[Some records]
---*---

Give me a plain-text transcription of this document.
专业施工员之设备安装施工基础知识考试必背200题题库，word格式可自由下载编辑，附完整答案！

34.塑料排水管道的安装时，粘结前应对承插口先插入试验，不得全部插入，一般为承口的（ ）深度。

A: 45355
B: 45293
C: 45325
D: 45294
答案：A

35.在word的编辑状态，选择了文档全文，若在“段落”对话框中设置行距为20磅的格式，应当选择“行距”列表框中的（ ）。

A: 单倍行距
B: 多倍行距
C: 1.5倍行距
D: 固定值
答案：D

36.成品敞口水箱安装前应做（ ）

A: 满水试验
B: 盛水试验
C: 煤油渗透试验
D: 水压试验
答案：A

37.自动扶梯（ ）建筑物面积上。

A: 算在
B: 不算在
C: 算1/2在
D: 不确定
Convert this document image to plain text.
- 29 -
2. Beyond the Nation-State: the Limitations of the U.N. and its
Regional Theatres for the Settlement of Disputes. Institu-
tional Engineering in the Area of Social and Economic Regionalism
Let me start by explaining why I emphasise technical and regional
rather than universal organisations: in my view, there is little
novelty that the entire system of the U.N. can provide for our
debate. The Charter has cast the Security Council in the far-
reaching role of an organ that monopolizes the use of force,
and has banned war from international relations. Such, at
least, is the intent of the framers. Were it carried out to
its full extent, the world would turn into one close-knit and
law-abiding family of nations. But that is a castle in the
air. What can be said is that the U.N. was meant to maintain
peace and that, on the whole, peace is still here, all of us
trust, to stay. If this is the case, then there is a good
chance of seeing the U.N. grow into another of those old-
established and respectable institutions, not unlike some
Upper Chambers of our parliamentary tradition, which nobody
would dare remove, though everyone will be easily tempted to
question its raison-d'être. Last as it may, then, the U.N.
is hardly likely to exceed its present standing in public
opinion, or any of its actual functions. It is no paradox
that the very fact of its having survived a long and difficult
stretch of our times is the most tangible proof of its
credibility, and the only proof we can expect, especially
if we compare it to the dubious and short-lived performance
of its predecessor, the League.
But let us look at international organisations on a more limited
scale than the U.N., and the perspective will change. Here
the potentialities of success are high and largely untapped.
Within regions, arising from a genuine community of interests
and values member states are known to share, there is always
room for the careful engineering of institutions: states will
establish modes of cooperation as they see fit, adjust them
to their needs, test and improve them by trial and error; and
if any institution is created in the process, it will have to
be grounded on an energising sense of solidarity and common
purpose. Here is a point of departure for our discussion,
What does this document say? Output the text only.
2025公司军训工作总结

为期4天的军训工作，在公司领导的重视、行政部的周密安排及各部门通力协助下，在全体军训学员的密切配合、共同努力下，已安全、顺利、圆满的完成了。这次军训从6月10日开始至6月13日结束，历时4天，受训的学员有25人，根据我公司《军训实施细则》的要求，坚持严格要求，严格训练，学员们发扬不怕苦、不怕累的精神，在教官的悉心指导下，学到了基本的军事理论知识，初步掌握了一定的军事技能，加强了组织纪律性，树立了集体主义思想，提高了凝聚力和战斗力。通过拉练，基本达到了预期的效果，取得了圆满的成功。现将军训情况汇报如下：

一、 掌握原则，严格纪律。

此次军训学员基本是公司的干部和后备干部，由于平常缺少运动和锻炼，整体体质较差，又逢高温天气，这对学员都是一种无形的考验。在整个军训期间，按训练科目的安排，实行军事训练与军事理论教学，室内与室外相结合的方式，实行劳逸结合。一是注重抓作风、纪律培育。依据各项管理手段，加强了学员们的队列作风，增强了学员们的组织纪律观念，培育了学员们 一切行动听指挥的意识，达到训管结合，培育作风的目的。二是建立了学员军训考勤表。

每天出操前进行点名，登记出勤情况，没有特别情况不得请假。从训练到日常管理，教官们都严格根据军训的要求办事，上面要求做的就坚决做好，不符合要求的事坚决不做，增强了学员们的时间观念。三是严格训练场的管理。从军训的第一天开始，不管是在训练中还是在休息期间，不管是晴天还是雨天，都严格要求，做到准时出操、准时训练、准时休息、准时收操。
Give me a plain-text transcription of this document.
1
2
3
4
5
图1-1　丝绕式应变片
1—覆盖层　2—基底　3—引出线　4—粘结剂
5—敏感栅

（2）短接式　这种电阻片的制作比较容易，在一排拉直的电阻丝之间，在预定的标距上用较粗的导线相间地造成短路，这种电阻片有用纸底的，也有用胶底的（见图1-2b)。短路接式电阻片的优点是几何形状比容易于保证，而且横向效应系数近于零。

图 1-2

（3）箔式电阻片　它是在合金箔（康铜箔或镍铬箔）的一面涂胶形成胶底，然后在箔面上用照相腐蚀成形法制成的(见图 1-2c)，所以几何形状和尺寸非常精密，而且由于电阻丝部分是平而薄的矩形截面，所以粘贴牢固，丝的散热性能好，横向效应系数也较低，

---*---

Given problem:
Write out every entry verbatim.

Task result:
Give me a plain-text transcription of this document.
专业施工员之设备安装施工基础知识考试必背200题题库，word格式可自由下载编辑，附完整答案！

34.塑料排水管道的安装时，粘结前应对承插口先插入试验，不得全部插入，一般为承口的（ ）深度。

A: 45355
B: 45293
C: 45325
D: 45294
答案：A

35.在word的编辑状态，选择了文档全文，若在“段落”对话框中设置行距为20磅的格式，应当选择“行距”列表框中的（ ）。

A: 单倍行距
B: 多倍行距
C: 1.5倍行距
D: 固定值
答案：D

36.成品敞口水箱安装前应做（ ）

A: 满水试验
B: 盛水试验
C: 煤油渗透试验
D: 水压试验
答案：A

37.自动扶梯（ ）建筑物面积上。

A: 算在
B: 不算在
C: 算1/2在
D: 不确定
Convert this document image to plain text.
- 29 -
2. Beyond the Nation-State: the Limitations of the U.N. and its
Regional Theatres for the Settlement of Disputes. Institu-
tional Engineering in the Area of Social and Economic Regionalism
Let me start by explaining why I emphasise technical and regional
rather than universal organisations: in my view, there is little
novelty that the entire system of the U.N. can provide for our
debate. The Charter has cast the Security Council in the far-
reaching role of an organ that monopolizes the use of force,
and has banned war from international relations. Such, at
least, is the intent of the framers. Were it carried out to
its full extent, the world would turn into one close-knit and
law-abiding family of nations. But that is a castle in the
air. What can be said is that the U.N. was meant to maintain
peace and that, on the whole, peace is still here, all of us
trust, to stay. If this is the case, then there is a good
chance of seeing the U.N. grow into another of those old-
established and respectable institutions, not unlike some
Upper Chambers of our parliamentary tradition, which nobody
would dare remove, though everyone will be easily tempted to
question its raison-d'être. Last as it may, then, the U.N.
is hardly likely to exceed its present standing in public
opinion, or any of its actual functions. It is no paradox
that the very fact of its having survived a long and difficult
stretch of our times is the most tangible proof of its
credibility, and the only proof we can expect, especially
if we compare it to the dubious and short-lived performance
of its predecessor, the League.
But let us look at international organisations on a more limited
scale than the U.N., and the perspective will change. Here
the potentialities of success are high and largely untapped.
Within regions, arising from a genuine community of interests
and values member states are known to share, there is always
room for the careful engineering of institutions: states will
establish modes of cooperation as they see fit, adjust them
to their needs, test and improve them by trial and error; and
if any institution is created in the process, it will have to
be grounded on an energising sense of solidarity and common
purpose. Here is a point of departure for our discussion,
What does this document say? Output the text only.
2025公司军训工作总结

为期4天的军训工作，在公司领导的重视、行政部的周密安排及各部门通力协助下，在全体军训学员的密切配合、共同努力下，已安全、顺利、圆满的完成了。这次军训从6月10日开始至6月13日结束，历时4天，受训的学员有25人，根据我公司《军训实施细则》的要求，坚持严格要求，严格训练，学员们发扬不怕苦、不怕累的精神，在教官的悉心指导下，学到了基本的军事理论知识，初步掌握了一定的军事技能，加强了组织纪律性，树立了集体主义思想，提高了凝聚力和战斗力。通过拉练，基本达到了预期的效果，取得了圆满的成功。现将军训情况汇报如下：

一、 掌握原则，严格纪律。

此次军训学员基本是公司的干部和后备干部，由于平常缺少运动和锻炼，整体体质较差，又逢高温天气，这对学员都是一种无形的考验。在整个军训期间，按训练科目的安排，实行军事训练与军事理论教学，室内与室外相结合的方式，实行劳逸结合。一是注重抓作风、纪律培育。依据各项管理手段，加强了学员们的队列作风，增强了学员们的组织纪律观念，培育了学员们 一切行动听指挥的意识，达到训管结合，培育作风的目的。二是建立了学员军训考勤表。

每天出操前进行点名，登记出勤情况，没有特别情况不得请假。从训练到日常管理，教官们都严格根据军训的要求办事，上面要求做的就坚决做好，不符合要求的事坚决不做，增强了学员们的时间观念。三是严格训练场的管理。从军训的第一天开始，不管是在训练中还是在休息期间，不管是晴天还是雨天，都严格要求，做到准时出操、准时训练、准时休息、准时收操。
Give me a plain-text transcription of this document.
1
2
3
4
5
图1-1　丝绕式应变片
1—覆盖层　2—基底　3—引出线　4—粘结剂
5—敏感栅

（2）短接式　这种电阻片的制作比较容易，在一排拉直的电阻丝之间，在预定的标距上用较粗的导线相间地造成短路，这种电阻片有用纸底的，也有用胶底的（见图1-2b)。短路接式电阻片的优点是几何形状比容易于保证，而且横向效应系数近于零。

图 1-2

（3）箔式电阻片　它是在合金箔（康铜箔或镍铬箔）的一面涂胶形成胶底，然后在箔面上用照相腐蚀成形法制成的(见图 1-2c)，所以几何形状和尺寸非常精密，而且由于电阻丝部分是平而薄的矩形截面，所以粘贴牢固，丝的散热性能好，横向效应系数也较低，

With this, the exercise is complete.